● Objective: From the listing below, select every line where the word "JSON" appears.

[Dataset records on visual material]
--- --- ---

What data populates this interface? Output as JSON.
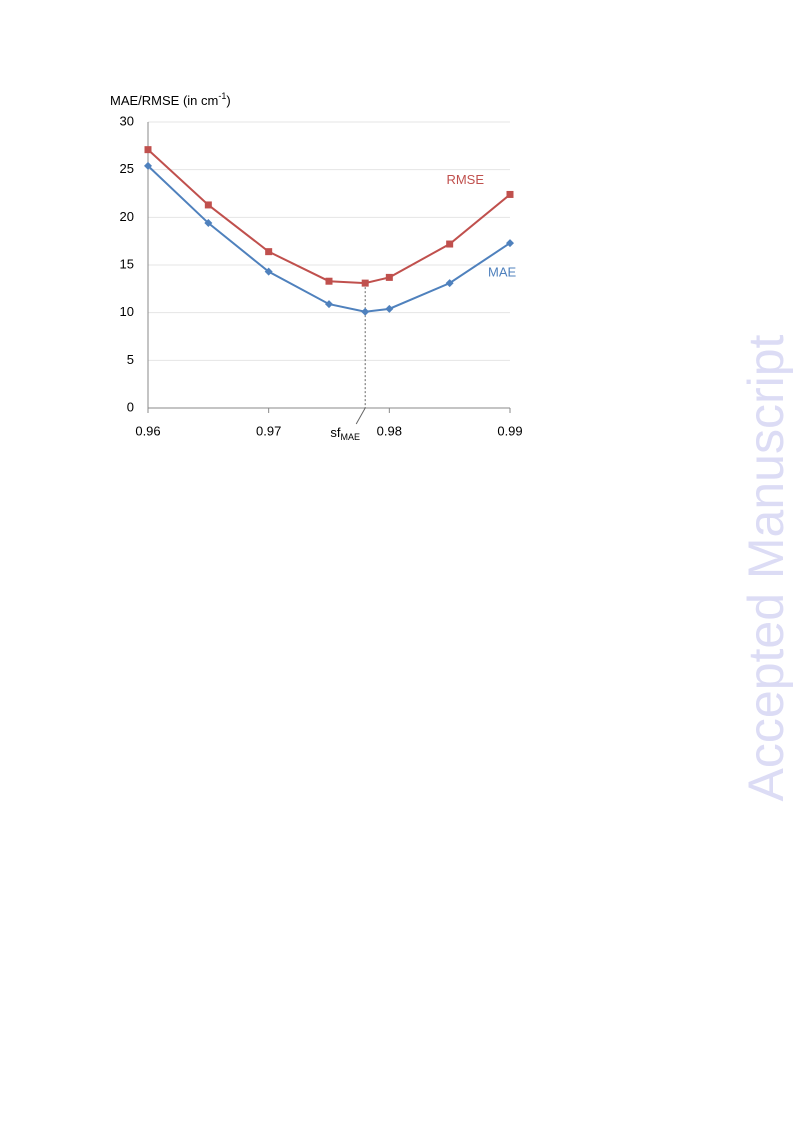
{
  "chart_data": {
    "type": "line",
    "y_label": [
      "MAE/RMSE (in cm",
      "-1",
      ")"
    ],
    "x": [
      0.96,
      0.965,
      0.97,
      0.975,
      0.978,
      0.98,
      0.985,
      0.99
    ],
    "series": [
      {
        "name": "RMSE",
        "color": "#c0504d",
        "marker": "square",
        "values": [
          27.1,
          21.3,
          16.4,
          13.3,
          13.1,
          13.7,
          17.2,
          22.4
        ]
      },
      {
        "name": "MAE",
        "color": "#4f81bd",
        "marker": "diamond",
        "values": [
          25.4,
          19.4,
          14.3,
          10.9,
          10.1,
          10.4,
          13.1,
          17.3
        ]
      }
    ],
    "xlim": [
      0.96,
      0.99
    ],
    "xticks": [
      0.96,
      0.97,
      0.98,
      0.99
    ],
    "ylim": [
      0,
      30
    ],
    "yticks": [
      0,
      5,
      10,
      15,
      20,
      25,
      30
    ],
    "grid": true,
    "annotation": {
      "text": [
        "sf",
        "MAE"
      ],
      "x": 0.978
    }
  },
  "watermark": "Accepted Manuscript"
}
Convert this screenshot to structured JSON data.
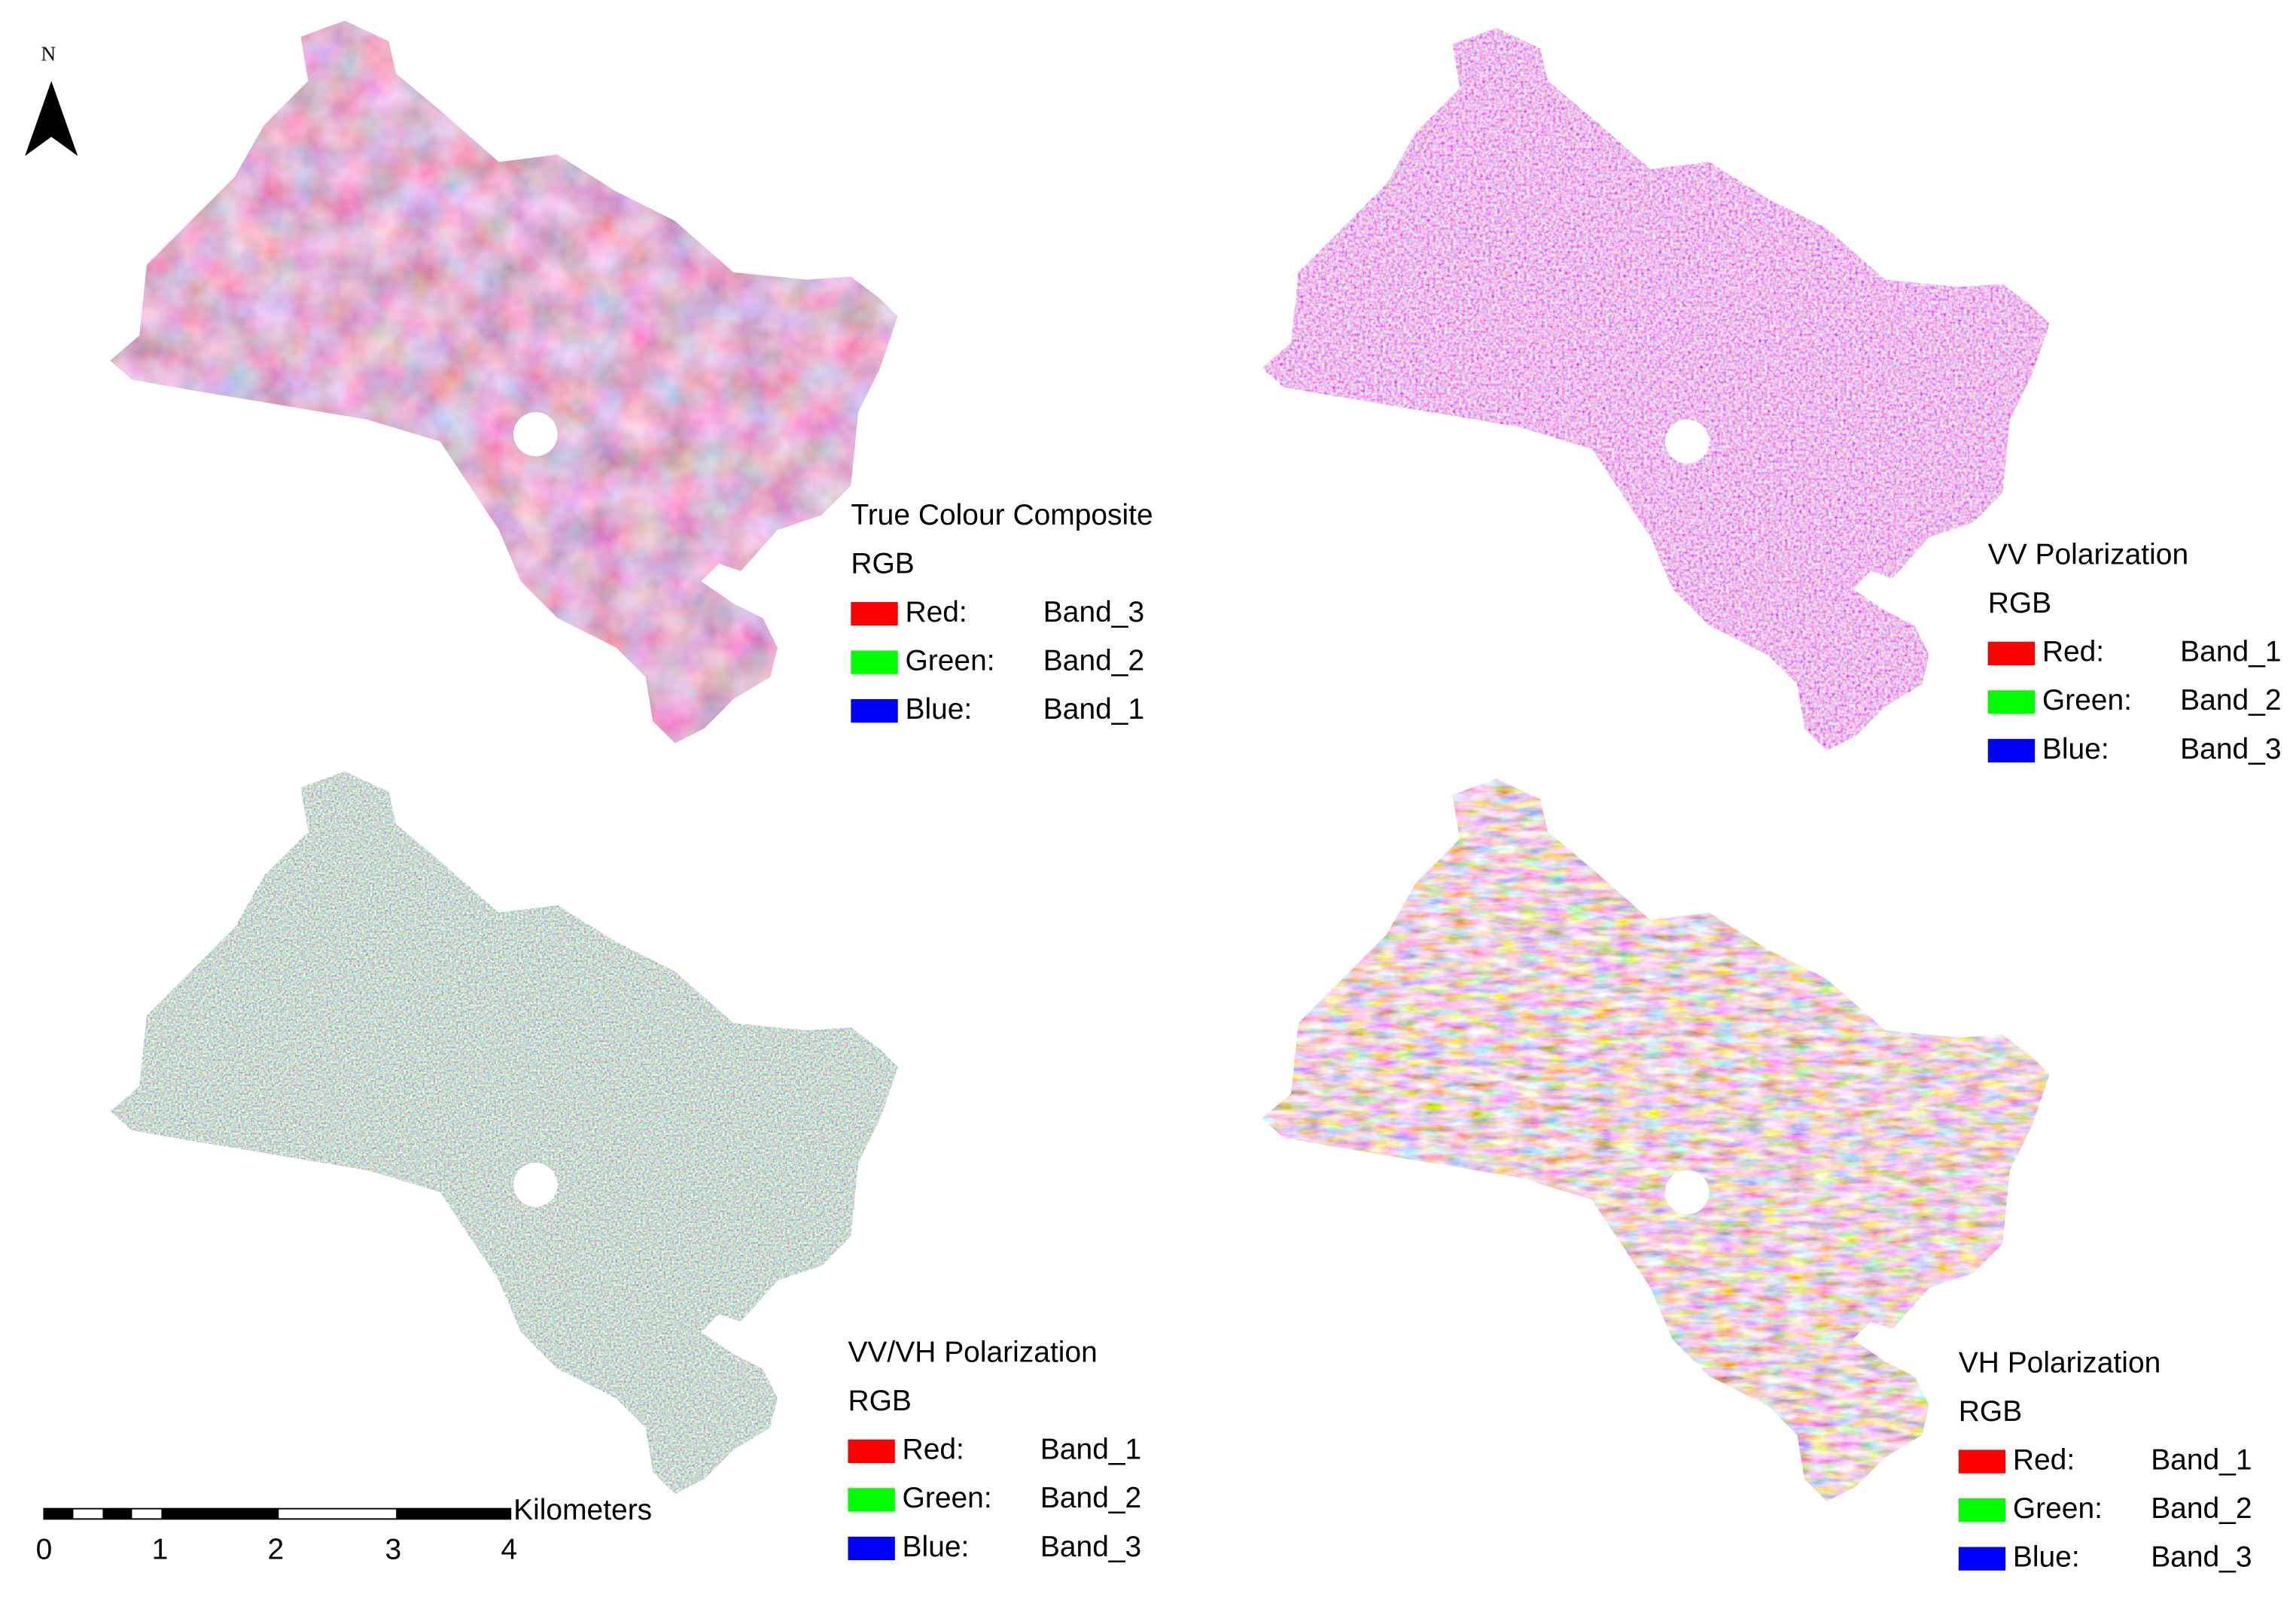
{
  "north_arrow": {
    "label": "N"
  },
  "panels": [
    {
      "title": "True Colour Composite",
      "subtitle": "RGB",
      "legend": [
        {
          "label": "Red:",
          "band": "Band_3",
          "color": "#ff0000"
        },
        {
          "label": "Green:",
          "band": "Band_2",
          "color": "#00ff00"
        },
        {
          "label": "Blue:",
          "band": "Band_1",
          "color": "#0000ff"
        }
      ]
    },
    {
      "title": "VV Polarization",
      "subtitle": "RGB",
      "legend": [
        {
          "label": "Red:",
          "band": "Band_1",
          "color": "#ff0000"
        },
        {
          "label": "Green:",
          "band": "Band_2",
          "color": "#00ff00"
        },
        {
          "label": "Blue:",
          "band": "Band_3",
          "color": "#0000ff"
        }
      ]
    },
    {
      "title": "VV/VH Polarization",
      "subtitle": "RGB",
      "legend": [
        {
          "label": "Red:",
          "band": "Band_1",
          "color": "#ff0000"
        },
        {
          "label": "Green:",
          "band": "Band_2",
          "color": "#00ff00"
        },
        {
          "label": "Blue:",
          "band": "Band_3",
          "color": "#0000ff"
        }
      ]
    },
    {
      "title": "VH Polarization",
      "subtitle": "RGB",
      "legend": [
        {
          "label": "Red:",
          "band": "Band_1",
          "color": "#ff0000"
        },
        {
          "label": "Green:",
          "band": "Band_2",
          "color": "#00ff00"
        },
        {
          "label": "Blue:",
          "band": "Band_3",
          "color": "#0000ff"
        }
      ]
    }
  ],
  "scale_bar": {
    "ticks": [
      "0",
      "1",
      "2",
      "3",
      "4"
    ],
    "unit": "Kilometers"
  }
}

--- --- ---

● Full solution:
What data populates this interface? Output as JSON.
Convert this screenshot to structured JSON data.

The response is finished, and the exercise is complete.